= Your objective =
Print every line of the listing exactly, please.

Data extracted from a collection:
%%
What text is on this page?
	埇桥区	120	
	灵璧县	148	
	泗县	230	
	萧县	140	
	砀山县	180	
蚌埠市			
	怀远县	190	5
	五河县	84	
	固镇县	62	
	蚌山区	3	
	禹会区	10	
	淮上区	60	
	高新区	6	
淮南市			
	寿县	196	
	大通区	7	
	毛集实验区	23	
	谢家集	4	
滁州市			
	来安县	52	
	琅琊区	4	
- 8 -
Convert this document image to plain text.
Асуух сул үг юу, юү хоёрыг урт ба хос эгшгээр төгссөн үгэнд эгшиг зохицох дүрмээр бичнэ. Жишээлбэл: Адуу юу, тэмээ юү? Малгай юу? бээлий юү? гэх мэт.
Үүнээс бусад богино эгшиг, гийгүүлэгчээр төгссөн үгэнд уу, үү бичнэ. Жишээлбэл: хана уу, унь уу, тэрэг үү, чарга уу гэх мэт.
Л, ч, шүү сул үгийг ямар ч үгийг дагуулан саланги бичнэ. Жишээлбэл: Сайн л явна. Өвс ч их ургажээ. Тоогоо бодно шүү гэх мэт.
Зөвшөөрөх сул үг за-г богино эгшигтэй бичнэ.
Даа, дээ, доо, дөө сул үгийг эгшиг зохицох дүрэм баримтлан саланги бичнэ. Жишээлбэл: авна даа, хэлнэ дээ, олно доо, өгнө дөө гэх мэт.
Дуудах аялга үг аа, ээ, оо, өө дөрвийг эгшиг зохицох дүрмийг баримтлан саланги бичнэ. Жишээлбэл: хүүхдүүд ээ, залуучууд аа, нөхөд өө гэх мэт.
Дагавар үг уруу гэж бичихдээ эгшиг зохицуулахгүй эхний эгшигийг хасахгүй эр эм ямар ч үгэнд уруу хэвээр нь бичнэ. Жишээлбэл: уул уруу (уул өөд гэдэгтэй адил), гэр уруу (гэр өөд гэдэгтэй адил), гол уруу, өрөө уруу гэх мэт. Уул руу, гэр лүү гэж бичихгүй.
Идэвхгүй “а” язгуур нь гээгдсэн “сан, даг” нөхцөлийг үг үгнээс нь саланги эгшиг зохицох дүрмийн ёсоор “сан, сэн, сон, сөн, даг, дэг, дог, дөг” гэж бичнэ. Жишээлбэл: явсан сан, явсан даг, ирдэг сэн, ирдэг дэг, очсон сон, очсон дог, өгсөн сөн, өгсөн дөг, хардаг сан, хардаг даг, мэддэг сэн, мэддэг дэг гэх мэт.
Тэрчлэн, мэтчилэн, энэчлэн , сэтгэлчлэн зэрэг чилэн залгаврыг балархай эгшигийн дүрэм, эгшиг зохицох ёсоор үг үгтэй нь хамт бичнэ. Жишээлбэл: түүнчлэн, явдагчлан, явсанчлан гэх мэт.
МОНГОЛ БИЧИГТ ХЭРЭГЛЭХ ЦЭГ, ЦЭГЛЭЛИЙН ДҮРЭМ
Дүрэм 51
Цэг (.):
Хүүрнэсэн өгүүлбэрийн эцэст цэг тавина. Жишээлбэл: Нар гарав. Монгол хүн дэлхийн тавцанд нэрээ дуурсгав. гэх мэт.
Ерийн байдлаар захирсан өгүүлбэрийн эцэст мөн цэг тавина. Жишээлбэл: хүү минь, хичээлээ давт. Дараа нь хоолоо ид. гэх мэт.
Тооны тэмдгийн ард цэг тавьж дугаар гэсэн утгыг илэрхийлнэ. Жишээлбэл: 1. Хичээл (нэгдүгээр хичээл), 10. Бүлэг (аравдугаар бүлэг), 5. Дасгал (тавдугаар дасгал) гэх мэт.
%%
= Answer to this problem =
What text is on this page?
	埇桥区	120	
	灵璧县	148	
	泗县	230	
	萧县	140	
	砀山县	180	
蚌埠市			
	怀远县	190	5
	五河县	84	
	固镇县	62	
	蚌山区	3	
	禹会区	10	
	淮上区	60	
	高新区	6	
淮南市			
	寿县	196	
	大通区	7	
	毛集实验区	23	
	谢家集	4	
滁州市			
	来安县	52	
	琅琊区	4	
- 8 -
Convert this document image to plain text.
Асуух сул үг юу, юү хоёрыг урт ба хос эгшгээр төгссөн үгэнд эгшиг зохицох дүрмээр бичнэ. Жишээлбэл: Адуу юу, тэмээ юү? Малгай юу? бээлий юү? гэх мэт.
Үүнээс бусад богино эгшиг, гийгүүлэгчээр төгссөн үгэнд уу, үү бичнэ. Жишээлбэл: хана уу, унь уу, тэрэг үү, чарга уу гэх мэт.
Л, ч, шүү сул үгийг ямар ч үгийг дагуулан саланги бичнэ. Жишээлбэл: Сайн л явна. Өвс ч их ургажээ. Тоогоо бодно шүү гэх мэт.
Зөвшөөрөх сул үг за-г богино эгшигтэй бичнэ.
Даа, дээ, доо, дөө сул үгийг эгшиг зохицох дүрэм баримтлан саланги бичнэ. Жишээлбэл: авна даа, хэлнэ дээ, олно доо, өгнө дөө гэх мэт.
Дуудах аялга үг аа, ээ, оо, өө дөрвийг эгшиг зохицох дүрмийг баримтлан саланги бичнэ. Жишээлбэл: хүүхдүүд ээ, залуучууд аа, нөхөд өө гэх мэт.
Дагавар үг уруу гэж бичихдээ эгшиг зохицуулахгүй эхний эгшигийг хасахгүй эр эм ямар ч үгэнд уруу хэвээр нь бичнэ. Жишээлбэл: уул уруу (уул өөд гэдэгтэй адил), гэр уруу (гэр өөд гэдэгтэй адил), гол уруу, өрөө уруу гэх мэт. Уул руу, гэр лүү гэж бичихгүй.
Идэвхгүй “а” язгуур нь гээгдсэн “сан, даг” нөхцөлийг үг үгнээс нь саланги эгшиг зохицох дүрмийн ёсоор “сан, сэн, сон, сөн, даг, дэг, дог, дөг” гэж бичнэ. Жишээлбэл: явсан сан, явсан даг, ирдэг сэн, ирдэг дэг, очсон сон, очсон дог, өгсөн сөн, өгсөн дөг, хардаг сан, хардаг даг, мэддэг сэн, мэддэг дэг гэх мэт.
Тэрчлэн, мэтчилэн, энэчлэн , сэтгэлчлэн зэрэг чилэн залгаврыг балархай эгшигийн дүрэм, эгшиг зохицох ёсоор үг үгтэй нь хамт бичнэ. Жишээлбэл: түүнчлэн, явдагчлан, явсанчлан гэх мэт.
МОНГОЛ БИЧИГТ ХЭРЭГЛЭХ ЦЭГ, ЦЭГЛЭЛИЙН ДҮРЭМ
Дүрэм 51
Цэг (.):
Хүүрнэсэн өгүүлбэрийн эцэст цэг тавина. Жишээлбэл: Нар гарав. Монгол хүн дэлхийн тавцанд нэрээ дуурсгав. гэх мэт.
Ерийн байдлаар захирсан өгүүлбэрийн эцэст мөн цэг тавина. Жишээлбэл: хүү минь, хичээлээ давт. Дараа нь хоолоо ид. гэх мэт.
Тооны тэмдгийн ард цэг тавьж дугаар гэсэн утгыг илэрхийлнэ. Жишээлбэл: 1. Хичээл (нэгдүгээр хичээл), 10. Бүлэг (аравдугаар бүлэг), 5. Дасгал (тавдугаар дасгал) гэх мэт.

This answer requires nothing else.